- **Work instructions**
Please transcribe the data below exactly. Leave the pictures out.

- **Rows from a dataset**

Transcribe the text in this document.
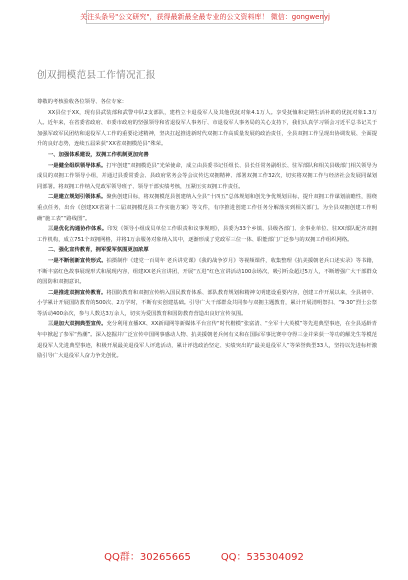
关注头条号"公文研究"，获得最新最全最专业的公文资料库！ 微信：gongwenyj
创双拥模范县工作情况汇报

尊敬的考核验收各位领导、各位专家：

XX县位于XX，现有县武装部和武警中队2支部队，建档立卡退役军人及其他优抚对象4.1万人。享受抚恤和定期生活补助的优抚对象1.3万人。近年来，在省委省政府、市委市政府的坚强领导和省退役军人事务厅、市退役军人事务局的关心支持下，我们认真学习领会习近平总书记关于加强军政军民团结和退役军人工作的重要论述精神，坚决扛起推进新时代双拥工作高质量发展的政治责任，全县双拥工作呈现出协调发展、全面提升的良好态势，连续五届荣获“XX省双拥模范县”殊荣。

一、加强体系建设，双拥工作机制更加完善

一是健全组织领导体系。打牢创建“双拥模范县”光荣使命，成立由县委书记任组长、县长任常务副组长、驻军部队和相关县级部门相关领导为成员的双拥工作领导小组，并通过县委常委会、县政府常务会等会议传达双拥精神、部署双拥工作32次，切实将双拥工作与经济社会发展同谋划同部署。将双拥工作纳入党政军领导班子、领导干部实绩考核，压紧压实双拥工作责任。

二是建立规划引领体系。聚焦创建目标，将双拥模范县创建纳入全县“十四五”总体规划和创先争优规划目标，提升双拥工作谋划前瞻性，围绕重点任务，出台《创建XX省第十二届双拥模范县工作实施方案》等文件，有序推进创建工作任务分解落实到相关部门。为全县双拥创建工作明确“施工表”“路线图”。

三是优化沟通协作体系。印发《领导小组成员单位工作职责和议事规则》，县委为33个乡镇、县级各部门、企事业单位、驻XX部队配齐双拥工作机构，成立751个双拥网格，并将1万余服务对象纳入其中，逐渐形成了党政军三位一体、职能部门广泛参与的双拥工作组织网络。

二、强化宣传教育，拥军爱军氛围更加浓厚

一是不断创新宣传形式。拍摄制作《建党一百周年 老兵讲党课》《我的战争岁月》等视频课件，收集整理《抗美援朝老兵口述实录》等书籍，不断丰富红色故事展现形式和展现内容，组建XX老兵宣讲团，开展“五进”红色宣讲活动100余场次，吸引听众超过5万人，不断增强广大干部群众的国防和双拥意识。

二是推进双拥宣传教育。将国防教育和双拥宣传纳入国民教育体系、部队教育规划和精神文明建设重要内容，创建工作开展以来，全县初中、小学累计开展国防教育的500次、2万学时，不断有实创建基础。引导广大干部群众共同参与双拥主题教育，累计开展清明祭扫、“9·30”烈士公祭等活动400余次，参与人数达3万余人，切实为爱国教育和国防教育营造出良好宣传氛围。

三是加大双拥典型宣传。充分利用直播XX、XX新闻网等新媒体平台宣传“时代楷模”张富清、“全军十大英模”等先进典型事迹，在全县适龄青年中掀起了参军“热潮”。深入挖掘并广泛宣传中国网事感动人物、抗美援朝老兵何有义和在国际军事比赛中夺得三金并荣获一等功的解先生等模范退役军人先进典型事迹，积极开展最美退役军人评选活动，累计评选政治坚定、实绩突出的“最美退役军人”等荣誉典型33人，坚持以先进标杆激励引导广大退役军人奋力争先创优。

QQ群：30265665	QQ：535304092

- **Full answer**
Transcribe the text in this document.
关注头条号"公文研究"，获得最新最全最专业的公文资料库！ 微信：gongwenyj
创双拥模范县工作情况汇报

尊敬的考核验收各位领导、各位专家：

XX县位于XX，现有县武装部和武警中队2支部队，建档立卡退役军人及其他优抚对象4.1万人。享受抚恤和定期生活补助的优抚对象1.3万人。近年来，在省委省政府、市委市政府的坚强领导和省退役军人事务厅、市退役军人事务局的关心支持下，我们认真学习领会习近平总书记关于加强军政军民团结和退役军人工作的重要论述精神，坚决扛起推进新时代双拥工作高质量发展的政治责任，全县双拥工作呈现出协调发展、全面提升的良好态势，连续五届荣获“XX省双拥模范县”殊荣。

一、加强体系建设，双拥工作机制更加完善

一是健全组织领导体系。打牢创建“双拥模范县”光荣使命，成立由县委书记任组长、县长任常务副组长、驻军部队和相关县级部门相关领导为成员的双拥工作领导小组，并通过县委常委会、县政府常务会等会议传达双拥精神、部署双拥工作32次，切实将双拥工作与经济社会发展同谋划同部署。将双拥工作纳入党政军领导班子、领导干部实绩考核，压紧压实双拥工作责任。

二是建立规划引领体系。聚焦创建目标，将双拥模范县创建纳入全县“十四五”总体规划和创先争优规划目标，提升双拥工作谋划前瞻性，围绕重点任务，出台《创建XX省第十二届双拥模范县工作实施方案》等文件，有序推进创建工作任务分解落实到相关部门。为全县双拥创建工作明确“施工表”“路线图”。

三是优化沟通协作体系。印发《领导小组成员单位工作职责和议事规则》，县委为33个乡镇、县级各部门、企事业单位、驻XX部队配齐双拥工作机构，成立751个双拥网格，并将1万余服务对象纳入其中，逐渐形成了党政军三位一体、职能部门广泛参与的双拥工作组织网络。

二、强化宣传教育，拥军爱军氛围更加浓厚

一是不断创新宣传形式。拍摄制作《建党一百周年 老兵讲党课》《我的战争岁月》等视频课件，收集整理《抗美援朝老兵口述实录》等书籍，不断丰富红色故事展现形式和展现内容，组建XX老兵宣讲团，开展“五进”红色宣讲活动100余场次，吸引听众超过5万人，不断增强广大干部群众的国防和双拥意识。

二是推进双拥宣传教育。将国防教育和双拥宣传纳入国民教育体系、部队教育规划和精神文明建设重要内容，创建工作开展以来，全县初中、小学累计开展国防教育的500次、2万学时，不断有实创建基础。引导广大干部群众共同参与双拥主题教育，累计开展清明祭扫、“9·30”烈士公祭等活动400余次，参与人数达3万余人，切实为爱国教育和国防教育营造出良好宣传氛围。

三是加大双拥典型宣传。充分利用直播XX、XX新闻网等新媒体平台宣传“时代楷模”张富清、“全军十大英模”等先进典型事迹，在全县适龄青年中掀起了参军“热潮”。深入挖掘并广泛宣传中国网事感动人物、抗美援朝老兵何有义和在国际军事比赛中夺得三金并荣获一等功的解先生等模范退役军人先进典型事迹，积极开展最美退役军人评选活动，累计评选政治坚定、实绩突出的“最美退役军人”等荣誉典型33人，坚持以先进标杆激励引导广大退役军人奋力争先创优。

QQ群：30265665	QQ：535304092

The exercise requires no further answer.